= Об упражнении =
Как дословно звучит фрагмент текста об отрицательной философии ниже от слов «2. Внутренняя природа» до слов «успешным и плодотворным.» включительно? Приведите его заново без изменений.

++++ Текст для чтения

2. Внутренняя природа отрицания состоит в том, что неопределенность негативного дает ему возможность принимать бесконечное множество форм, носящих по внешности характер утверждения: не-А, противостоящее А, может бесконечно варьировать свое содержание. Поэтому при определении отрицательной философии, когда она принимает форму утверждения, в высшей степени важно фиксировать, в чем именно выражается это отрицание, на что оно направлено, но не менее важно также знать, как производится в данном случае отрицание. Отрицание имеет свою излюбленную методологию, нужно проникнуть в ее секрет, чтобы преодоление отрицания было делом успешным и плодотворным.
Нетрудно видеть, что та форма отрицания, на которой строится современная господствующая философия, есть privatio, – позитивная философия есть философия привативная. Достаточно указать на один всеобщий ее признак: в силу некоторых чисто исторических условий не все представители господствующей философии прибегают к обозначению своего учения, как позитивного, но зато охотно объединяются под термином, в котором и выражается искомая нами форма отрицания, – господствующая философия есть философия научная. Привативный характер научной философии есть вещь самоочевидная. Именно из привативности этой философии и вытекает, что она специализируется в своих формах, и что внутри ее происходит постоянная борьба специальных направлений в зависимости от того или иного "научного" пристрастия. Натурализм, механизм, биологизм, психологизм, историзм и т. д., – все это разные названия и разные "миросозерцания", имеющие между собою то общее, что они характеризуют разные типы одной привативной, "научной" формы отрицательной философии.

++++++++
++++ Строки

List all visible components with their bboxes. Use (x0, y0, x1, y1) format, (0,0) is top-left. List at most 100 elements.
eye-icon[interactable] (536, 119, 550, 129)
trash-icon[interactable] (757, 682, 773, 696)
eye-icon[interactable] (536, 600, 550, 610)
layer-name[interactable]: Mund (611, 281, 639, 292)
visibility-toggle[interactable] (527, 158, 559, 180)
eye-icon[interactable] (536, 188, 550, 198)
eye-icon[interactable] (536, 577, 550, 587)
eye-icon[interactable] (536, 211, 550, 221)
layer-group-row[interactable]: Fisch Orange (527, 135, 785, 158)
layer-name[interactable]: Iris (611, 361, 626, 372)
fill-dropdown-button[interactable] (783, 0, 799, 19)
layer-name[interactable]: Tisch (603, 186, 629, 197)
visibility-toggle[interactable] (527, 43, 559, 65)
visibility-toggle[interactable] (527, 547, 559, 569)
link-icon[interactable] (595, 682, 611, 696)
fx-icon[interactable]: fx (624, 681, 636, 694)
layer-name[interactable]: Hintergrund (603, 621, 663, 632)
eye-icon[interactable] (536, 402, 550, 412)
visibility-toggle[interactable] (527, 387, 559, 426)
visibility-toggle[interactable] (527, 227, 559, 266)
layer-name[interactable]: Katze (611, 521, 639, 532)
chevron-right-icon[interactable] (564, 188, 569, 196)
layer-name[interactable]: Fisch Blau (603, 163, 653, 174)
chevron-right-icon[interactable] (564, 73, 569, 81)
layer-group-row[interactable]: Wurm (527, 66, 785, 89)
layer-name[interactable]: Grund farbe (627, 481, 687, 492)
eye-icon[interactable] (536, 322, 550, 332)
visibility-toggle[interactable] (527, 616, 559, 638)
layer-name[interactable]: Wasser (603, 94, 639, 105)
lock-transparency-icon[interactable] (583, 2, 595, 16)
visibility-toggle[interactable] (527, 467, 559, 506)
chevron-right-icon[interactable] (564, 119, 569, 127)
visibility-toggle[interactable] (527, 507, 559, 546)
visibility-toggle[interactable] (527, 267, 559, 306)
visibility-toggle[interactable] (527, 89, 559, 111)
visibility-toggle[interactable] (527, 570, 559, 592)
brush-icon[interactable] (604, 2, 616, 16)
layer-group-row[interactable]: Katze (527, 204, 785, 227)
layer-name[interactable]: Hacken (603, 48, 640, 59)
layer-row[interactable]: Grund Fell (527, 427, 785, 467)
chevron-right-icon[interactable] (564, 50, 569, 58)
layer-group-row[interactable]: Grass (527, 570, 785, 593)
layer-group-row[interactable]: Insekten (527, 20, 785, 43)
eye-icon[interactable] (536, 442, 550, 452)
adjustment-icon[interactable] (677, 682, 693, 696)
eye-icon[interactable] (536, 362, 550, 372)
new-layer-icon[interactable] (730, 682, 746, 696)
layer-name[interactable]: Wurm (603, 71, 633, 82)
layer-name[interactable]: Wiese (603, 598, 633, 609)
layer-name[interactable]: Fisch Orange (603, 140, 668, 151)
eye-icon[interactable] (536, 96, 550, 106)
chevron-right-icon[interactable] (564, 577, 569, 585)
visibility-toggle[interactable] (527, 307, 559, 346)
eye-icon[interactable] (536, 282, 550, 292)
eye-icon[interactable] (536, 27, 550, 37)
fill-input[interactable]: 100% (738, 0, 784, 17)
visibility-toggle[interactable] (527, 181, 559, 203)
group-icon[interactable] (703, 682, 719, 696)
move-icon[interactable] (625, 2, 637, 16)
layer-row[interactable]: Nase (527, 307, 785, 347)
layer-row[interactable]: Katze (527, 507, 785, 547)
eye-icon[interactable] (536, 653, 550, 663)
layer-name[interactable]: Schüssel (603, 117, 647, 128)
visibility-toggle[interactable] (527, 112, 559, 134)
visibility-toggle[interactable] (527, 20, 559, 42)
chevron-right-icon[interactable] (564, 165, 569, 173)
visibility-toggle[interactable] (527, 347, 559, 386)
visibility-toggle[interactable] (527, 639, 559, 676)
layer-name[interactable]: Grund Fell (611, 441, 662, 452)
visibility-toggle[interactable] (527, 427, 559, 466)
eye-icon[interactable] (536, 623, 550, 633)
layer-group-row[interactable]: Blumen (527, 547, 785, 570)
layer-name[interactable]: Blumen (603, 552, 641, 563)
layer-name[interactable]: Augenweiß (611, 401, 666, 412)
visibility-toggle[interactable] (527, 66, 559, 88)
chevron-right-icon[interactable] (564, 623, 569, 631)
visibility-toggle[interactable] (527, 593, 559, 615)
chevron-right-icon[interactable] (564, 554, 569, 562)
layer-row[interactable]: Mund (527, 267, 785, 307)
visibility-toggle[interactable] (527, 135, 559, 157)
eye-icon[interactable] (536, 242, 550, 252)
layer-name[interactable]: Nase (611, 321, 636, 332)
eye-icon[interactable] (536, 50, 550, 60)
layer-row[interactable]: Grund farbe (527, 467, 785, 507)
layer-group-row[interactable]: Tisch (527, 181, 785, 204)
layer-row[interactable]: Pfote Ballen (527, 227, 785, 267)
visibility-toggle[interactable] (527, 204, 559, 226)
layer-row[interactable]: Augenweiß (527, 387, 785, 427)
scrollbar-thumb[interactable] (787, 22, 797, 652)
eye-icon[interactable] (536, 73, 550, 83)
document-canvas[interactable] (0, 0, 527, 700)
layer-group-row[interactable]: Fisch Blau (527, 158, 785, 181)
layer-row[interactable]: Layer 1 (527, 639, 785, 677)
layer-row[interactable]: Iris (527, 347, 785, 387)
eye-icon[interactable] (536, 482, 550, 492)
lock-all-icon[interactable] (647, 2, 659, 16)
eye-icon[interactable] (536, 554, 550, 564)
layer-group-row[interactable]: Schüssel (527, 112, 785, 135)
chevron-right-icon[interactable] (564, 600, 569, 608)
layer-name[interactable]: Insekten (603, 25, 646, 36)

++++++++

= Ожидаемый ответ =
2. Внутренняя природа отрицания состоит в том, что неопределенность негативного дает ему возможность принимать бесконечное множество форм, носящих по внешности характер утверждения: не-А, противостоящее А, может бесконечно варьировать свое содержание. Поэтому при определении отрицательной философии, когда она принимает форму утверждения, в высшей степени важно фиксировать, в чем именно выражается это отрицание, на что оно направлено, но не менее важно также знать, как производится в данном случае отрицание. Отрицание имеет свою излюбленную методологию, нужно проникнуть в ее секрет, чтобы преодоление отрицания было делом успешным и плодотворным.